● **Task objective**: Turn the lines starting at the first one and ending at the line containing "1107, 484, 1170]" into a JSON list of strings, with one string per line.

--- START OF Data for processing ---

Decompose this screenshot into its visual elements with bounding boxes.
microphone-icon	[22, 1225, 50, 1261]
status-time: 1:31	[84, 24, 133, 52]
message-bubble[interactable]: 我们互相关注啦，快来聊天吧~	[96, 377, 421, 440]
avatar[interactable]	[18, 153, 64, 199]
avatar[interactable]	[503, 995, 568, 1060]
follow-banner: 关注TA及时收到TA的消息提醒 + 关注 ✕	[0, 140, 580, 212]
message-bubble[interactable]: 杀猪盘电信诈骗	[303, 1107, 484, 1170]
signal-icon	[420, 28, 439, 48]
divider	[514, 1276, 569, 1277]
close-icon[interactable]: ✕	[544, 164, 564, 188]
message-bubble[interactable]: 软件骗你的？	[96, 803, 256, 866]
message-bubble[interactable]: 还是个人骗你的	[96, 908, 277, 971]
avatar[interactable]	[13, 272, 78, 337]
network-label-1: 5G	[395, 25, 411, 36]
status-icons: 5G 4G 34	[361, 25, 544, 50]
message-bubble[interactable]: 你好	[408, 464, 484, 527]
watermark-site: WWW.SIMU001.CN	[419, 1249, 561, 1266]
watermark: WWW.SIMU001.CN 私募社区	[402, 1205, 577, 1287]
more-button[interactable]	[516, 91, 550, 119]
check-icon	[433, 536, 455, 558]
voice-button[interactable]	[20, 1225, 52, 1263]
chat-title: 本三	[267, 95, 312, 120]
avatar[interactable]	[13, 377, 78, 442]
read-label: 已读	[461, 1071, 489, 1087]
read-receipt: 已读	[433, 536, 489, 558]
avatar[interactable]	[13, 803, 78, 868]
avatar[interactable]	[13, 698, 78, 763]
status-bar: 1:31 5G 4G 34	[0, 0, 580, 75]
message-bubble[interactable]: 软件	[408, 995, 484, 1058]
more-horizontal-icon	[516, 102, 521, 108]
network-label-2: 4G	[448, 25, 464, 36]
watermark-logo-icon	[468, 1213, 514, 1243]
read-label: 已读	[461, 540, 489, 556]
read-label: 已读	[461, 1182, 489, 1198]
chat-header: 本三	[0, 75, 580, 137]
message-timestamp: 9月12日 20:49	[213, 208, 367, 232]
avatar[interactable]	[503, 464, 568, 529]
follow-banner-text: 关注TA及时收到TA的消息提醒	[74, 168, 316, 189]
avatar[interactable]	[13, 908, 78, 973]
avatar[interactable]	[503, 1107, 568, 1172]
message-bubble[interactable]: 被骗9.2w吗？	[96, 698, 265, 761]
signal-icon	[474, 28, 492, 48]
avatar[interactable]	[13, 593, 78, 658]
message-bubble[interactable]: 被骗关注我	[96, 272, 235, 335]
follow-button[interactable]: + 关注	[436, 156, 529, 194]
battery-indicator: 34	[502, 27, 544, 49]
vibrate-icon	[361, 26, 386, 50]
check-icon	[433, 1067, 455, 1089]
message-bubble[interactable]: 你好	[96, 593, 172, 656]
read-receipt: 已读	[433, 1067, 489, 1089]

--- END OF Data for processing ---

● **Result**:
[
  "Decompose this screenshot into its visual elements with bounding boxes.",
  "microphone-icon\t[22, 1225, 50, 1261]",
  "status-time: 1:31\t[84, 24, 133, 52]",
  "message-bubble[interactable]: 我们互相关注啦，快来聊天吧~\t[96, 377, 421, 440]",
  "avatar[interactable]\t[18, 153, 64, 199]",
  "avatar[interactable]\t[503, 995, 568, 1060]",
  "follow-banner: 关注TA及时收到TA的消息提醒 + 关注 ✕\t[0, 140, 580, 212]",
  "message-bubble[interactable]: 杀猪盘电信诈骗\t[303, 1107, 484, 1170]"
]